Records shown -
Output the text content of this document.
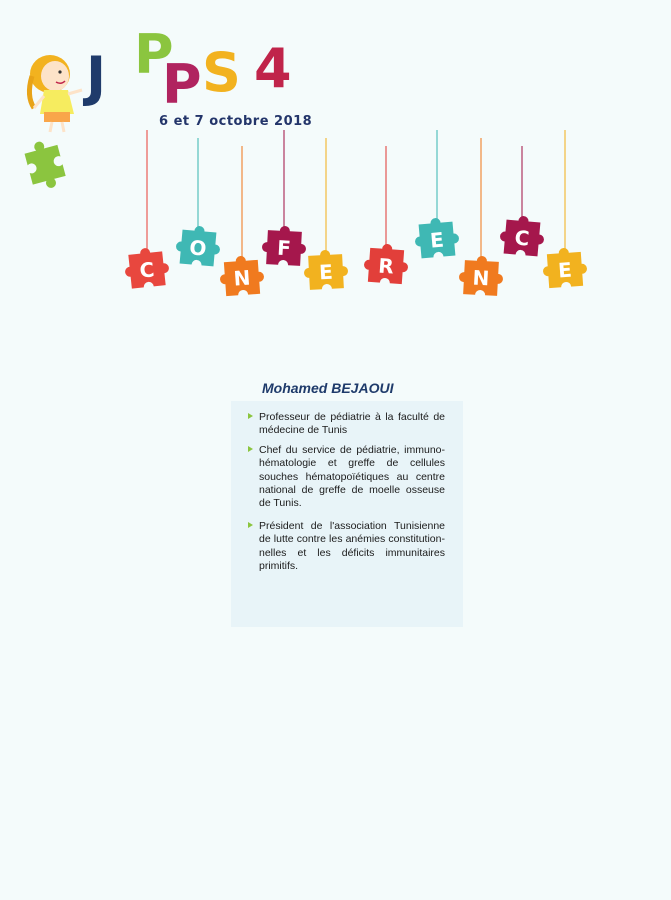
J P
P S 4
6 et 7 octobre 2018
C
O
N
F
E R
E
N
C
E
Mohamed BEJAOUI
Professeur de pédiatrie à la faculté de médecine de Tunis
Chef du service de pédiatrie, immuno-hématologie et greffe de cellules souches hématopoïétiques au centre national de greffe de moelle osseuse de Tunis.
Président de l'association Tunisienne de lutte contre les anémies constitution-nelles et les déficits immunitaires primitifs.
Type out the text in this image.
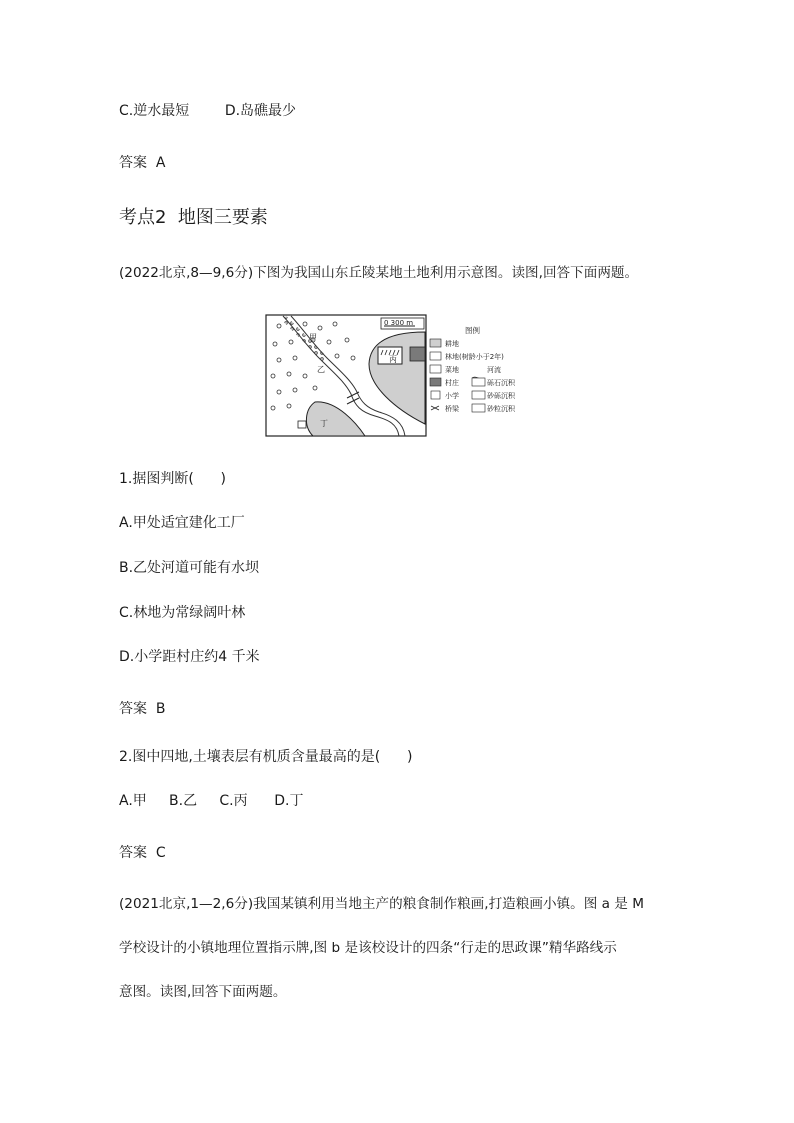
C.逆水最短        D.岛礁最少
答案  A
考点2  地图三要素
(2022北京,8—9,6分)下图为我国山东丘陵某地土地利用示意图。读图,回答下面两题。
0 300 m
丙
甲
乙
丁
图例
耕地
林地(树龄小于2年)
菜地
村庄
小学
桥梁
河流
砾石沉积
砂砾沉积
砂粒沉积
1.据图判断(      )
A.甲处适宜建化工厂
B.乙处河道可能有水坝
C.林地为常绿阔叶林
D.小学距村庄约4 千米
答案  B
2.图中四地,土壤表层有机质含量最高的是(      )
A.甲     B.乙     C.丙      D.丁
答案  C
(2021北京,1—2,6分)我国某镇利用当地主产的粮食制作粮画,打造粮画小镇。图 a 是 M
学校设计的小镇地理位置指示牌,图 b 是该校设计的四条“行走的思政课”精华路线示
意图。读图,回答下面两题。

What the exercise asks - In the records above, find each line holding "pédiatrie" and copy it.

Problem solution -
Professeur de pédiatrie à la faculté de médecine de Tunis
Chef du service de pédiatrie, immuno-hématologie et greffe de cellules souches hématopoïétiques au centre national de greffe de moelle osseuse de Tunis.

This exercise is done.